Copy every entry exactly as given, minus the images.
====== GIVEN INFORMATION
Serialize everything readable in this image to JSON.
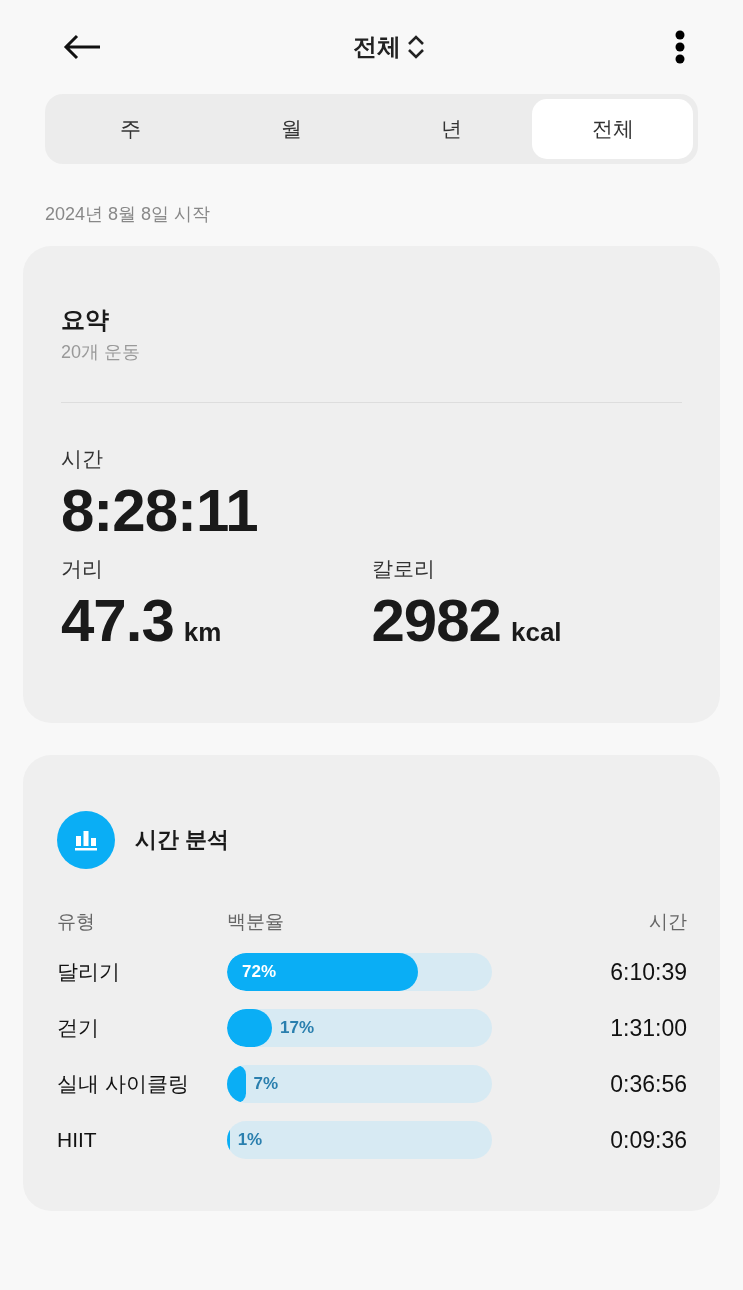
{
  "header": {
    "title": "전체"
  },
  "tabs": [
    {
      "label": "주",
      "selected": false
    },
    {
      "label": "월",
      "selected": false
    },
    {
      "label": "년",
      "selected": false
    },
    {
      "label": "전체",
      "selected": true
    }
  ],
  "start_date": "2024년 8월 8일 시작",
  "summary": {
    "title": "요약",
    "subtitle": "20개 운동",
    "time_label": "시간",
    "time": "8:28:11",
    "distance_label": "거리",
    "distance": "47.3",
    "distance_unit": "km",
    "calories_label": "칼로리",
    "calories": "2982",
    "calories_unit": "kcal"
  },
  "breakdown": {
    "title": "시간 분석",
    "columns": [
      "유형",
      "백분율",
      "시간"
    ],
    "rows": [
      {
        "type": "달리기",
        "percent": "72%",
        "level": 0.72,
        "time": "6:10:39"
      },
      {
        "type": "걷기",
        "percent": "17%",
        "level": 0.17,
        "time": "1:31:00"
      },
      {
        "type": "실내 사이클링",
        "percent": "7%",
        "level": 0.07,
        "time": "0:36:56"
      },
      {
        "type": "HIIT",
        "percent": "1%",
        "level": 0.01,
        "time": "0:09:36"
      }
    ]
  }
}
============
• EXPECTED OUTPUT
Serialize everything readable in this image to JSON.
{
  "header": {
    "title": "전체"
  },
  "tabs": [
    {
      "label": "주",
      "selected": false
    },
    {
      "label": "월",
      "selected": false
    },
    {
      "label": "년",
      "selected": false
    },
    {
      "label": "전체",
      "selected": true
    }
  ],
  "start_date": "2024년 8월 8일 시작",
  "summary": {
    "title": "요약",
    "subtitle": "20개 운동",
    "time_label": "시간",
    "time": "8:28:11",
    "distance_label": "거리",
    "distance": "47.3",
    "distance_unit": "km",
    "calories_label": "칼로리",
    "calories": "2982",
    "calories_unit": "kcal"
  },
  "breakdown": {
    "title": "시간 분석",
    "columns": [
      "유형",
      "백분율",
      "시간"
    ],
    "rows": [
      {
        "type": "달리기",
        "percent": "72%",
        "level": 0.72,
        "time": "6:10:39"
      },
      {
        "type": "걷기",
        "percent": "17%",
        "level": 0.17,
        "time": "1:31:00"
      },
      {
        "type": "실내 사이클링",
        "percent": "7%",
        "level": 0.07,
        "time": "0:36:56"
      },
      {
        "type": "HIIT",
        "percent": "1%",
        "level": 0.01,
        "time": "0:09:36"
      }
    ]
  }
}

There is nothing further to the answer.